(Stored dataset items)
----

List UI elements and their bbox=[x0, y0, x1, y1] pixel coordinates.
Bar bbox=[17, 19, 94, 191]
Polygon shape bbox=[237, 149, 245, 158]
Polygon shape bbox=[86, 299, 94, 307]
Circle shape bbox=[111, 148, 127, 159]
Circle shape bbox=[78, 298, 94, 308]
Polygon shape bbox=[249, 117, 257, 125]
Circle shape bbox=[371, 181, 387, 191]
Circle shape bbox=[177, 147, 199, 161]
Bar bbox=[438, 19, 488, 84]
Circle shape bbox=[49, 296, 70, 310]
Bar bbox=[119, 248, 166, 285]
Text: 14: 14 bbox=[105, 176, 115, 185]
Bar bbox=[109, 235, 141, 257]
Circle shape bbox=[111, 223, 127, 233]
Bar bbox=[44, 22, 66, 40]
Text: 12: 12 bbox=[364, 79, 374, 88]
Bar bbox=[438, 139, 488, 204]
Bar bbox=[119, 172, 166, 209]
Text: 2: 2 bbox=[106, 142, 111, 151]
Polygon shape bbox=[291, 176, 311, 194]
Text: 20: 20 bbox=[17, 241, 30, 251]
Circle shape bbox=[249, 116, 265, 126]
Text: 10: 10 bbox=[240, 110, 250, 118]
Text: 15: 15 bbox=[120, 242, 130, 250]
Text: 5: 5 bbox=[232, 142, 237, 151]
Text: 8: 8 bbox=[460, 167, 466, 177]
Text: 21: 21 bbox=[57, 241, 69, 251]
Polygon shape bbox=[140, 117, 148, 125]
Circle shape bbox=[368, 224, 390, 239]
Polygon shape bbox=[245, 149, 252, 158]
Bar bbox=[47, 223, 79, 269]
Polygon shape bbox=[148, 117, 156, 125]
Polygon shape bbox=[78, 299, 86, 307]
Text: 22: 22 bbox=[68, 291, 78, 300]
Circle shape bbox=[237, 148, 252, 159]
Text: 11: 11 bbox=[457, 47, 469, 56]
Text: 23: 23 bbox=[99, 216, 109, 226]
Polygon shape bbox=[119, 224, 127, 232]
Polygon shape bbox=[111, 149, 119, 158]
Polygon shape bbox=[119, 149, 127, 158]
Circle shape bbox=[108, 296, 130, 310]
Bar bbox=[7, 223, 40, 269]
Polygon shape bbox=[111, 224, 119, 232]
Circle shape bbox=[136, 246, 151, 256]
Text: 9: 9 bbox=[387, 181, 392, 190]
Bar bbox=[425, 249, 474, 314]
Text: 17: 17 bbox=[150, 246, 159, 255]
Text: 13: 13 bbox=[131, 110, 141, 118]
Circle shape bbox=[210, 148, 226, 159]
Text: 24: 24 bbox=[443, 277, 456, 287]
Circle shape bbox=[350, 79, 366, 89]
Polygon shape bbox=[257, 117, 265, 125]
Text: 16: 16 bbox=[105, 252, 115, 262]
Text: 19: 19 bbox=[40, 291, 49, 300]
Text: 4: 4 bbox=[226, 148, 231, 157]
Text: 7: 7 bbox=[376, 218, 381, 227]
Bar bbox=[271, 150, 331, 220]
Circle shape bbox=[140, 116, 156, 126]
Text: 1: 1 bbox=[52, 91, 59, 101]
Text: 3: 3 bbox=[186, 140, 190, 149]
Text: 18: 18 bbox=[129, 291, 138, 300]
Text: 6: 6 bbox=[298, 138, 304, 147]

----

PROMPT =>
Copy out the records word for word, starting at the first line and ending after the line that contains "Text: 22: 22 bbox=[68, 291, 78, 300]".

EXERCISE ANSWER =>
List UI elements and their bbox=[x0, y0, x1, y1] pixel coordinates.
Bar bbox=[17, 19, 94, 191]
Polygon shape bbox=[237, 149, 245, 158]
Polygon shape bbox=[86, 299, 94, 307]
Circle shape bbox=[111, 148, 127, 159]
Circle shape bbox=[78, 298, 94, 308]
Polygon shape bbox=[249, 117, 257, 125]
Circle shape bbox=[371, 181, 387, 191]
Circle shape bbox=[177, 147, 199, 161]
Bar bbox=[438, 19, 488, 84]
Circle shape bbox=[49, 296, 70, 310]
Bar bbox=[119, 248, 166, 285]
Text: 14: 14 bbox=[105, 176, 115, 185]
Bar bbox=[109, 235, 141, 257]
Circle shape bbox=[111, 223, 127, 233]
Bar bbox=[44, 22, 66, 40]
Text: 12: 12 bbox=[364, 79, 374, 88]
Bar bbox=[438, 139, 488, 204]
Bar bbox=[119, 172, 166, 209]
Text: 2: 2 bbox=[106, 142, 111, 151]
Polygon shape bbox=[291, 176, 311, 194]
Text: 20: 20 bbox=[17, 241, 30, 251]
Circle shape bbox=[249, 116, 265, 126]
Text: 10: 10 bbox=[240, 110, 250, 118]
Text: 15: 15 bbox=[120, 242, 130, 250]
Text: 5: 5 bbox=[232, 142, 237, 151]
Text: 8: 8 bbox=[460, 167, 466, 177]
Text: 21: 21 bbox=[57, 241, 69, 251]
Polygon shape bbox=[140, 117, 148, 125]
Circle shape bbox=[368, 224, 390, 239]
Polygon shape bbox=[245, 149, 252, 158]
Bar bbox=[47, 223, 79, 269]
Polygon shape bbox=[148, 117, 156, 125]
Polygon shape bbox=[78, 299, 86, 307]
Text: 22: 22 bbox=[68, 291, 78, 300]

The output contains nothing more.